▸ What to work on
Reproduce the listing below word for word, with no pictures.

▸ Material for this exercise
++++
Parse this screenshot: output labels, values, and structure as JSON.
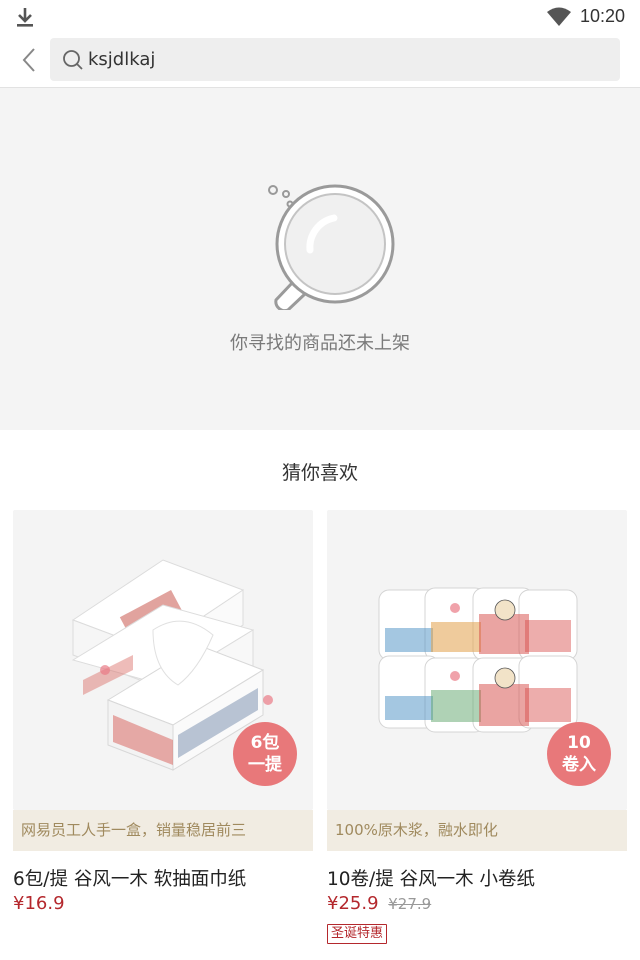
{
  "status_bar": {
    "time": "10:20",
    "download_icon": "download-icon",
    "wifi_icon": "wifi-icon"
  },
  "search": {
    "query": "ksjdlkaj",
    "back_icon": "chevron-left-icon",
    "search_icon": "search-icon"
  },
  "empty_state": {
    "message": "你寻找的商品还未上架",
    "illustration": "magnifier-illustration"
  },
  "recommend": {
    "title": "猜你喜欢",
    "products": [
      {
        "badge_line1": "6包",
        "badge_line2": "一提",
        "promo": "网易员工人手一盒，销量稳居前三",
        "name": "6包/提 谷风一木 软抽面巾纸",
        "price": "¥16.9"
      },
      {
        "badge_line1": "10",
        "badge_line2": "卷入",
        "promo": "100%原木浆，融水即化",
        "name": "10卷/提 谷风一木 小卷纸",
        "price": "¥25.9",
        "original_price": "¥27.9",
        "tag": "圣诞特惠"
      }
    ]
  },
  "colors": {
    "accent": "#b4282d",
    "badge": "#e8787a",
    "promo_bg": "#f1ece2",
    "promo_text": "#a08a5e",
    "empty_bg": "#f4f4f4"
  }
}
++++
▸ Correct output
Parse this screenshot: output labels, values, and structure as JSON.
{
  "status_bar": {
    "time": "10:20",
    "download_icon": "download-icon",
    "wifi_icon": "wifi-icon"
  },
  "search": {
    "query": "ksjdlkaj",
    "back_icon": "chevron-left-icon",
    "search_icon": "search-icon"
  },
  "empty_state": {
    "message": "你寻找的商品还未上架",
    "illustration": "magnifier-illustration"
  },
  "recommend": {
    "title": "猜你喜欢",
    "products": [
      {
        "badge_line1": "6包",
        "badge_line2": "一提",
        "promo": "网易员工人手一盒，销量稳居前三",
        "name": "6包/提 谷风一木 软抽面巾纸",
        "price": "¥16.9"
      },
      {
        "badge_line1": "10",
        "badge_line2": "卷入",
        "promo": "100%原木浆，融水即化",
        "name": "10卷/提 谷风一木 小卷纸",
        "price": "¥25.9",
        "original_price": "¥27.9",
        "tag": "圣诞特惠"
      }
    ]
  },
  "colors": {
    "accent": "#b4282d",
    "badge": "#e8787a",
    "promo_bg": "#f1ece2",
    "promo_text": "#a08a5e",
    "empty_bg": "#f4f4f4"
  }
}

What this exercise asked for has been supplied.